-- Start PROVIDED RECORDS --

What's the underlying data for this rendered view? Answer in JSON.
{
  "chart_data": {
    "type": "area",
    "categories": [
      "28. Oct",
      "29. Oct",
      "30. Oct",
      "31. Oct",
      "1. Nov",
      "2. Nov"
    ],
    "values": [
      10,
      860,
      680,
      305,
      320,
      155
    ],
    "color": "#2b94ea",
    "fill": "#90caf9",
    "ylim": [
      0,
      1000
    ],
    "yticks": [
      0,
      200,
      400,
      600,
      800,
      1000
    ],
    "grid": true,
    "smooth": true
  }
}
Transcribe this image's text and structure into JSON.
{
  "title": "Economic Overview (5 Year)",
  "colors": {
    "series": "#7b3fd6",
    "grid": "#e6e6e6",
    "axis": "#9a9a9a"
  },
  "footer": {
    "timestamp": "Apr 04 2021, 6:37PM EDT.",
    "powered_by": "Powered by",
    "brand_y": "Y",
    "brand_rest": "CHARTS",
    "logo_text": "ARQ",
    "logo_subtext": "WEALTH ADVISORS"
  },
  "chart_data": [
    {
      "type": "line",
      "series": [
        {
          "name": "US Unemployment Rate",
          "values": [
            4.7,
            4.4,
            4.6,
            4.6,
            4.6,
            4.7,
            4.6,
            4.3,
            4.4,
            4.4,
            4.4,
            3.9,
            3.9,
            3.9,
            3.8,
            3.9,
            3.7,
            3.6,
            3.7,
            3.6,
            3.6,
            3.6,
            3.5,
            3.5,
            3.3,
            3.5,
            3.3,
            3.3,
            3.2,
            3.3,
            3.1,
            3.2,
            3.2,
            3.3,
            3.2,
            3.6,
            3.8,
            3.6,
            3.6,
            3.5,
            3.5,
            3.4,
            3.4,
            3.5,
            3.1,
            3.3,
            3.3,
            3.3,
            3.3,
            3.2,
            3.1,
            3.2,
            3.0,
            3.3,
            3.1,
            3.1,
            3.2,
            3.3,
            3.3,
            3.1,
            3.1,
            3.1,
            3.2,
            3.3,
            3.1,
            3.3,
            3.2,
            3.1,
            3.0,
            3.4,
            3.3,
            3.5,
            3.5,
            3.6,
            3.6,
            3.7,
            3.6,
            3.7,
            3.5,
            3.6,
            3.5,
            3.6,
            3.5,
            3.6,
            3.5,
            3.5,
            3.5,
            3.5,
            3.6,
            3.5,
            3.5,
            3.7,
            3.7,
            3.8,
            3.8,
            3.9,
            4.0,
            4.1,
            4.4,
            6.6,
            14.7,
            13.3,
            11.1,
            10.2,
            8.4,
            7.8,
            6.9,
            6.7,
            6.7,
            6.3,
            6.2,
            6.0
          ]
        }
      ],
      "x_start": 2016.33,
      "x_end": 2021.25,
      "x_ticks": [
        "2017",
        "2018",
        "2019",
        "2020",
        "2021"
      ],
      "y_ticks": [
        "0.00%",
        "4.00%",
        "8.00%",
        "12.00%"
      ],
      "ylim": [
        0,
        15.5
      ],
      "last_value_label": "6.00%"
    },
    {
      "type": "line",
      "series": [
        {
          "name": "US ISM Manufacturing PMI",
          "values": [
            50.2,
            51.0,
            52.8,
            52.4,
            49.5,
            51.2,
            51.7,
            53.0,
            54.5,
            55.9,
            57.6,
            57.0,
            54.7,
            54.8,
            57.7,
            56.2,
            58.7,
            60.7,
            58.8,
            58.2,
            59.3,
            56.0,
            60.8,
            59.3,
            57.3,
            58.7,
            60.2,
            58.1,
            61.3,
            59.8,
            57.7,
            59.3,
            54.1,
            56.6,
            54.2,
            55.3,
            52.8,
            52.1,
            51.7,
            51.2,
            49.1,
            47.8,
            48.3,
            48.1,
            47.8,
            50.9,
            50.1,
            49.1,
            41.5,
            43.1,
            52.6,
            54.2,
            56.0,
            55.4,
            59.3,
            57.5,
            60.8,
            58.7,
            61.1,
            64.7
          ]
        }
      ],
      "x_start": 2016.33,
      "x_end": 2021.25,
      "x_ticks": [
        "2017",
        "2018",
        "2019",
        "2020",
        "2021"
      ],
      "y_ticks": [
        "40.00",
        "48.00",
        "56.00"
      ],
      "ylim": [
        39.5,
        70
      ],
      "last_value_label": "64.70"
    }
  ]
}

-- End PROVIDED RECORDS --

All lines of the data above that include the word "this" must be shown.

What's the underlying data for this rendered view? Answer in JSON.
Transcribe this image's text and structure into JSON.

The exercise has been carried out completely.